Information supplied →
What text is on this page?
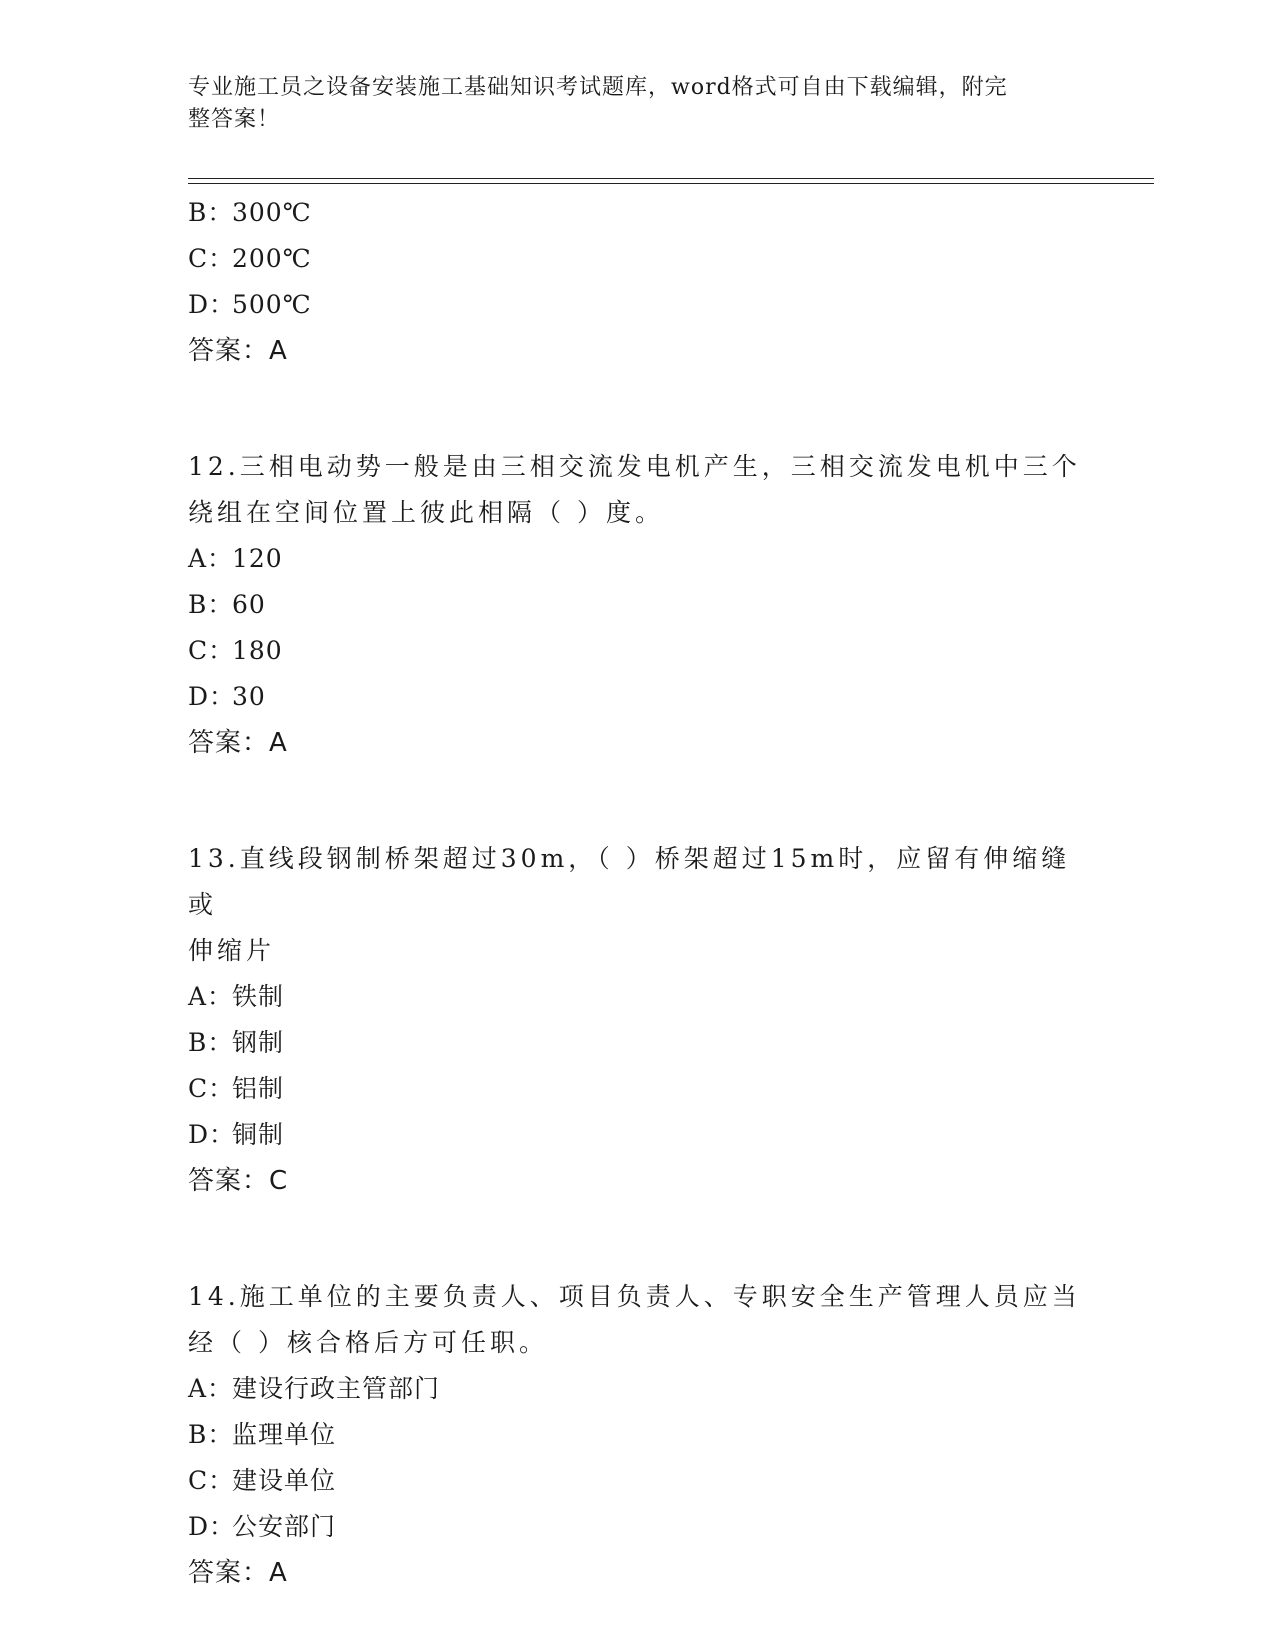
专业施工员之设备安装施工基础知识考试题库，word格式可自由下载编辑，附完
整答案！
B：300℃
C：200℃
D：500℃
答案：A
12.三相电动势一般是由三相交流发电机产生，三相交流发电机中三个
绕组在空间位置上彼此相隔（ ）度。
A：120
B：60
C：180
D：30
答案：A
13.直线段钢制桥架超过30m，（ ）桥架超过15m时，应留有伸缩缝或
伸缩片
A：铁制
B：钢制
C：铝制
D：铜制
答案：C
14.施工单位的主要负责人、项目负责人、专职安全生产管理人员应当
经（ ）核合格后方可任职。
A：建设行政主管部门
B：监理单位
C：建设单位
D：公安部门
答案：A
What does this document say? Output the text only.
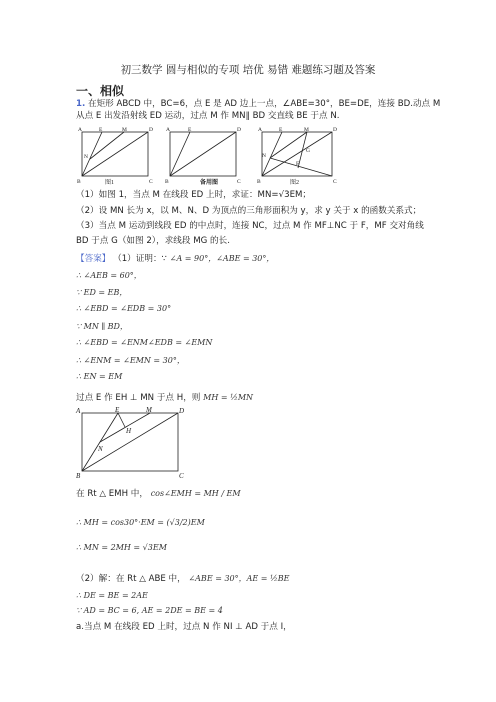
初三数学 圆与相似的专项 培优 易错 难题练习题及答案
一、相似
1. 在矩形 ABCD 中，BC=6，点 E 是 AD 边上一点，∠ABE=30°，BE=DE，连接 BD.动点 M
从点 E 出发沿射线 ED 运动，过点 M 作 MN∥ BD 交直线 BE 于点 N.
A	E	M	D
N
B	C
图1
A	E	D
B	C
备用图
A	E	M	D
N
G
F
B	C
图2
（1）如图 1，当点 M 在线段 ED 上时，求证：MN=√3EM；
（2）设 MN 长为 x，以 M、N、D 为顶点的三角形面积为 y，求 y 关于 x 的函数关系式；
（3）当点 M 运动到线段 ED 的中点时，连接 NC，过点 M 作 MF⊥NC 于 F，MF 交对角线
BD 于点 G（如图 2），求线段 MG 的长.
【答案】 （1）证明：∵ ∠A = 90°，∠ABE = 30°，
∴ ∠AEB = 60°，
∵ ED = EB，
∴ ∠EBD = ∠EDB = 30°
∵ MN ∥ BD，
∴ ∠EBD = ∠ENM∠EDB = ∠EMN
∴ ∠ENM = ∠EMN = 30°，
∴ EN = EM
过点 E 作 EH ⊥ MN 于点 H，则 MH = ½MN
A	E	M	D
H
N
B	C
在 Rt △ EMH 中， cos∠EMH = MH / EM
∴ MH = cos30°·EM = (√3/2)EM
∴ MN = 2MH = √3EM
（2）解：在 Rt △ ABE 中， ∠ABE = 30°，AE = ½BE
∴ DE = BE = 2AE
∵ AD = BC = 6, AE = 2DE = BE = 4
a.当点 M 在线段 ED 上时，过点 N 作 NI ⊥ AD 于点 I，
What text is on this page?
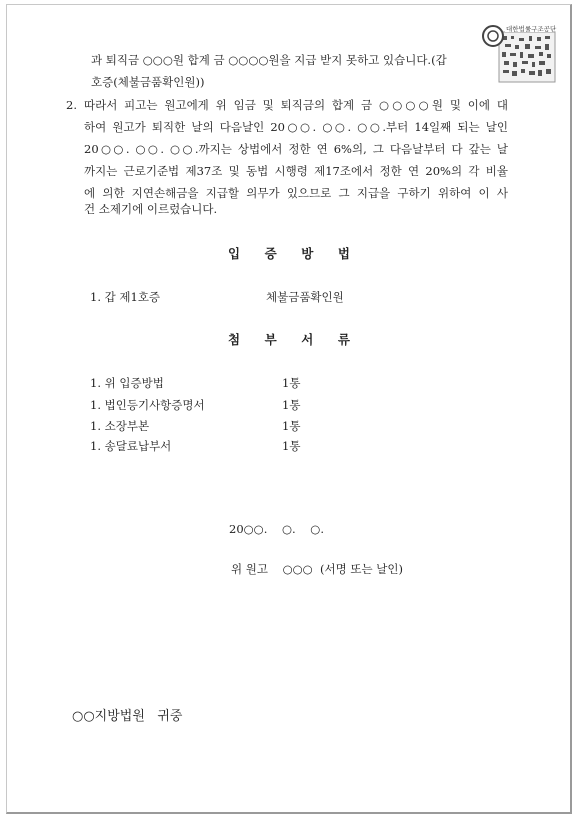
대한법률구조공단
과 퇴직금 ○○○원 합계 금 ○○○○원을 지급 받지 못하고 있습니다.(갑
호증(체불금품확인원))
2. 따라서 피고는 원고에게 위 임금 및 퇴직금의 합계 금 ○○○○원 및 이에 대
하여 원고가 퇴직한 날의 다음날인 20○○. ○○. ○○.부터 14일째 되는 날인
20○○. ○○. ○○.까지는 상법에서 정한 연 6%의, 그 다음날부터 다 갚는 날
까지는 근로기준법 제37조 및 동법 시행령 제17조에서 정한 연 20%의 각 비율
에 의한 지연손해금을 지급할 의무가 있으므로 그 지급을 구하기 위하여 이 사
건 소제기에 이르렀습니다.
입 증 방 법
1. 갑 제1호증	체불금품확인원
첨 부 서 류
1. 위 입증방법	1통
1. 법인등기사항증명서	1통
1. 소장부본	1통
1. 송달료납부서	1통
20○○.    ○.    ○.
위 원고    ○○○  (서명 또는 날인)
○○지방법원   귀중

Exercise objective → Give every record back exactly as it reads, with no images.

Solution →
What text is on this page?
专业施工员之设备安装施工基础知识考试题库，word格式可自由下载编辑，附完
整答案！
B：300℃
C：200℃
D：500℃
答案：A
12.三相电动势一般是由三相交流发电机产生，三相交流发电机中三个
绕组在空间位置上彼此相隔（ ）度。
A：120
B：60
C：180
D：30
答案：A
13.直线段钢制桥架超过30m，（ ）桥架超过15m时，应留有伸缩缝或
伸缩片
A：铁制
B：钢制
C：铝制
D：铜制
答案：C
14.施工单位的主要负责人、项目负责人、专职安全生产管理人员应当
经（ ）核合格后方可任职。
A：建设行政主管部门
B：监理单位
C：建设单位
D：公安部门
答案：A
What does this document say? Output the text only.
初三数学 圆与相似的专项 培优 易错 难题练习题及答案
一、相似
1. 在矩形 ABCD 中，BC=6，点 E 是 AD 边上一点，∠ABE=30°，BE=DE，连接 BD.动点 M
从点 E 出发沿射线 ED 运动，过点 M 作 MN∥ BD 交直线 BE 于点 N.
A	E	M	D
N
B	C
图1
A	E	D
B	C
备用图
A	E	M	D
N
G
F
B	C
图2
（1）如图 1，当点 M 在线段 ED 上时，求证：MN=√3EM；
（2）设 MN 长为 x，以 M、N、D 为顶点的三角形面积为 y，求 y 关于 x 的函数关系式；
（3）当点 M 运动到线段 ED 的中点时，连接 NC，过点 M 作 MF⊥NC 于 F，MF 交对角线
BD 于点 G（如图 2），求线段 MG 的长.
【答案】 （1）证明：∵ ∠A = 90°，∠ABE = 30°，
∴ ∠AEB = 60°，
∵ ED = EB，
∴ ∠EBD = ∠EDB = 30°
∵ MN ∥ BD，
∴ ∠EBD = ∠ENM∠EDB = ∠EMN
∴ ∠ENM = ∠EMN = 30°，
∴ EN = EM
过点 E 作 EH ⊥ MN 于点 H，则 MH = ½MN
A	E	M	D
H
N
B	C
在 Rt △ EMH 中， cos∠EMH = MH / EM
∴ MH = cos30°·EM = (√3/2)EM
∴ MN = 2MH = √3EM
（2）解：在 Rt △ ABE 中， ∠ABE = 30°，AE = ½BE
∴ DE = BE = 2AE
∵ AD = BC = 6, AE = 2DE = BE = 4
a.当点 M 在线段 ED 上时，过点 N 作 NI ⊥ AD 于点 I，
What text is on this page?
대한법률구조공단
과 퇴직금 ○○○원 합계 금 ○○○○원을 지급 받지 못하고 있습니다.(갑
호증(체불금품확인원))
2. 따라서 피고는 원고에게 위 임금 및 퇴직금의 합계 금 ○○○○원 및 이에 대
하여 원고가 퇴직한 날의 다음날인 20○○. ○○. ○○.부터 14일째 되는 날인
20○○. ○○. ○○.까지는 상법에서 정한 연 6%의, 그 다음날부터 다 갚는 날
까지는 근로기준법 제37조 및 동법 시행령 제17조에서 정한 연 20%의 각 비율
에 의한 지연손해금을 지급할 의무가 있으므로 그 지급을 구하기 위하여 이 사
건 소제기에 이르렀습니다.
입 증 방 법
1. 갑 제1호증	체불금품확인원
첨 부 서 류
1. 위 입증방법	1통
1. 법인등기사항증명서	1통
1. 소장부본	1통
1. 송달료납부서	1통
20○○.    ○.    ○.
위 원고    ○○○  (서명 또는 날인)
○○지방법원   귀중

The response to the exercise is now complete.